**Material shown:**
*-*-*
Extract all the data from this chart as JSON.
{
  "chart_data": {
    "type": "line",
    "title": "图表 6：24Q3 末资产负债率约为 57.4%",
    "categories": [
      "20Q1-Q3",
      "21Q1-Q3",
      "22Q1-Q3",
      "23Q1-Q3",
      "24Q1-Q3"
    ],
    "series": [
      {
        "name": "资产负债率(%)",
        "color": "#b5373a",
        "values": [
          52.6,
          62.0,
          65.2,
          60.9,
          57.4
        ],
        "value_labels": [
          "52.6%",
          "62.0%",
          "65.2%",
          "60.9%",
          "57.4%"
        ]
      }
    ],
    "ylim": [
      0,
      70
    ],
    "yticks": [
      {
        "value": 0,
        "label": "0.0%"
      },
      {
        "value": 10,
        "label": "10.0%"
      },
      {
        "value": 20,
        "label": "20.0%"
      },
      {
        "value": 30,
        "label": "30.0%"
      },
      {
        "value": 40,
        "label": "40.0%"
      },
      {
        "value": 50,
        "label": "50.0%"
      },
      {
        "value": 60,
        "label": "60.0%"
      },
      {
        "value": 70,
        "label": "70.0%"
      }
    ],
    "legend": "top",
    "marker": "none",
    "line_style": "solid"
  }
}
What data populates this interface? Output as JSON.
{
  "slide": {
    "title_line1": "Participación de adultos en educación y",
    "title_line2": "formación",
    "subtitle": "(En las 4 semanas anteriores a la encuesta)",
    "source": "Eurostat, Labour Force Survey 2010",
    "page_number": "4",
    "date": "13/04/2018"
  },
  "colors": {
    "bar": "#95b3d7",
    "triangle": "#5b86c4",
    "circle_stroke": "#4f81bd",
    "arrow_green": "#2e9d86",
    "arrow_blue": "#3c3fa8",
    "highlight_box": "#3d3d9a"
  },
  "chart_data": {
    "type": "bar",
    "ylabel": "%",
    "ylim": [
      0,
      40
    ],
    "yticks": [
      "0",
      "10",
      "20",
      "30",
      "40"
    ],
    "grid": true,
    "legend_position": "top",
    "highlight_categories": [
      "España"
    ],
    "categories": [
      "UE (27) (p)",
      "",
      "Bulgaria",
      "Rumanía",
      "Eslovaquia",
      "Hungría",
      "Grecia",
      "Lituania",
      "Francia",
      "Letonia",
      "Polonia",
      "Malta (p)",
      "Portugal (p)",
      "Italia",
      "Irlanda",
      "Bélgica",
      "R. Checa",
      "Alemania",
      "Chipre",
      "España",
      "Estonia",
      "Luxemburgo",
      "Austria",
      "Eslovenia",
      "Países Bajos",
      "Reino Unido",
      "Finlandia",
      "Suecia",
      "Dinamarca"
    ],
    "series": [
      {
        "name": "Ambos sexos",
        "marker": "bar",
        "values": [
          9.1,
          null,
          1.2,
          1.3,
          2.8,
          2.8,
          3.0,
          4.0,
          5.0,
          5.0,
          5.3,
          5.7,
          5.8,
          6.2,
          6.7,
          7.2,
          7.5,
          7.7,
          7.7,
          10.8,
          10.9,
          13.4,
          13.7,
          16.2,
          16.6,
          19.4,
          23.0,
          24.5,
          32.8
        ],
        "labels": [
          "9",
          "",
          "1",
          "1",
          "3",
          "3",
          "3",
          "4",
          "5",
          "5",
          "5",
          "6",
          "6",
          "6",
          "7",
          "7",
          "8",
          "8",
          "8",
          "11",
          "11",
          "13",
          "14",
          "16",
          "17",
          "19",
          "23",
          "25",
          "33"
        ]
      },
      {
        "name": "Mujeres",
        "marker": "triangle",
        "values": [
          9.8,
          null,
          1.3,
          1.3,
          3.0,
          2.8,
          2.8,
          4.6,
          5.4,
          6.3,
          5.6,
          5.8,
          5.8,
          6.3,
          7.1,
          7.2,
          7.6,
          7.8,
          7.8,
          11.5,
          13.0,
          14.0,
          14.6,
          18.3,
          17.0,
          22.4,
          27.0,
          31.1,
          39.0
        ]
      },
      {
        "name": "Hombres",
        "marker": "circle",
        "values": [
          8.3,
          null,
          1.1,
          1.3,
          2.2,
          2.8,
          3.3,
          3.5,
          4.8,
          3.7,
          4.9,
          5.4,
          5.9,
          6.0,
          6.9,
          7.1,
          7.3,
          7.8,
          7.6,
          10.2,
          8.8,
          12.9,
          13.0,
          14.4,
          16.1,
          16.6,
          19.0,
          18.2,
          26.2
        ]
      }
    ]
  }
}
*-*-*
**Task details:**
Your task is to give the records above again, exactly.

**Complete output:**
Extract all the data from this chart as JSON.
{
  "chart_data": {
    "type": "line",
    "title": "图表 6：24Q3 末资产负债率约为 57.4%",
    "categories": [
      "20Q1-Q3",
      "21Q1-Q3",
      "22Q1-Q3",
      "23Q1-Q3",
      "24Q1-Q3"
    ],
    "series": [
      {
        "name": "资产负债率(%)",
        "color": "#b5373a",
        "values": [
          52.6,
          62.0,
          65.2,
          60.9,
          57.4
        ],
        "value_labels": [
          "52.6%",
          "62.0%",
          "65.2%",
          "60.9%",
          "57.4%"
        ]
      }
    ],
    "ylim": [
      0,
      70
    ],
    "yticks": [
      {
        "value": 0,
        "label": "0.0%"
      },
      {
        "value": 10,
        "label": "10.0%"
      },
      {
        "value": 20,
        "label": "20.0%"
      },
      {
        "value": 30,
        "label": "30.0%"
      },
      {
        "value": 40,
        "label": "40.0%"
      },
      {
        "value": 50,
        "label": "50.0%"
      },
      {
        "value": 60,
        "label": "60.0%"
      },
      {
        "value": 70,
        "label": "70.0%"
      }
    ],
    "legend": "top",
    "marker": "none",
    "line_style": "solid"
  }
}
What data populates this interface? Output as JSON.
{
  "slide": {
    "title_line1": "Participación de adultos en educación y",
    "title_line2": "formación",
    "subtitle": "(En las 4 semanas anteriores a la encuesta)",
    "source": "Eurostat, Labour Force Survey 2010",
    "page_number": "4",
    "date": "13/04/2018"
  },
  "colors": {
    "bar": "#95b3d7",
    "triangle": "#5b86c4",
    "circle_stroke": "#4f81bd",
    "arrow_green": "#2e9d86",
    "arrow_blue": "#3c3fa8",
    "highlight_box": "#3d3d9a"
  },
  "chart_data": {
    "type": "bar",
    "ylabel": "%",
    "ylim": [
      0,
      40
    ],
    "yticks": [
      "0",
      "10",
      "20",
      "30",
      "40"
    ],
    "grid": true,
    "legend_position": "top",
    "highlight_categories": [
      "España"
    ],
    "categories": [
      "UE (27) (p)",
      "",
      "Bulgaria",
      "Rumanía",
      "Eslovaquia",
      "Hungría",
      "Grecia",
      "Lituania",
      "Francia",
      "Letonia",
      "Polonia",
      "Malta (p)",
      "Portugal (p)",
      "Italia",
      "Irlanda",
      "Bélgica",
      "R. Checa",
      "Alemania",
      "Chipre",
      "España",
      "Estonia",
      "Luxemburgo",
      "Austria",
      "Eslovenia",
      "Países Bajos",
      "Reino Unido",
      "Finlandia",
      "Suecia",
      "Dinamarca"
    ],
    "series": [
      {
        "name": "Ambos sexos",
        "marker": "bar",
        "values": [
          9.1,
          null,
          1.2,
          1.3,
          2.8,
          2.8,
          3.0,
          4.0,
          5.0,
          5.0,
          5.3,
          5.7,
          5.8,
          6.2,
          6.7,
          7.2,
          7.5,
          7.7,
          7.7,
          10.8,
          10.9,
          13.4,
          13.7,
          16.2,
          16.6,
          19.4,
          23.0,
          24.5,
          32.8
        ],
        "labels": [
          "9",
          "",
          "1",
          "1",
          "3",
          "3",
          "3",
          "4",
          "5",
          "5",
          "5",
          "6",
          "6",
          "6",
          "7",
          "7",
          "8",
          "8",
          "8",
          "11",
          "11",
          "13",
          "14",
          "16",
          "17",
          "19",
          "23",
          "25",
          "33"
        ]
      },
      {
        "name": "Mujeres",
        "marker": "triangle",
        "values": [
          9.8,
          null,
          1.3,
          1.3,
          3.0,
          2.8,
          2.8,
          4.6,
          5.4,
          6.3,
          5.6,
          5.8,
          5.8,
          6.3,
          7.1,
          7.2,
          7.6,
          7.8,
          7.8,
          11.5,
          13.0,
          14.0,
          14.6,
          18.3,
          17.0,
          22.4,
          27.0,
          31.1,
          39.0
        ]
      },
      {
        "name": "Hombres",
        "marker": "circle",
        "values": [
          8.3,
          null,
          1.1,
          1.3,
          2.2,
          2.8,
          3.3,
          3.5,
          4.8,
          3.7,
          4.9,
          5.4,
          5.9,
          6.0,
          6.9,
          7.1,
          7.3,
          7.8,
          7.6,
          10.2,
          8.8,
          12.9,
          13.0,
          14.4,
          16.1,
          16.6,
          19.0,
          18.2,
          26.2
        ]
      }
    ]
  }
}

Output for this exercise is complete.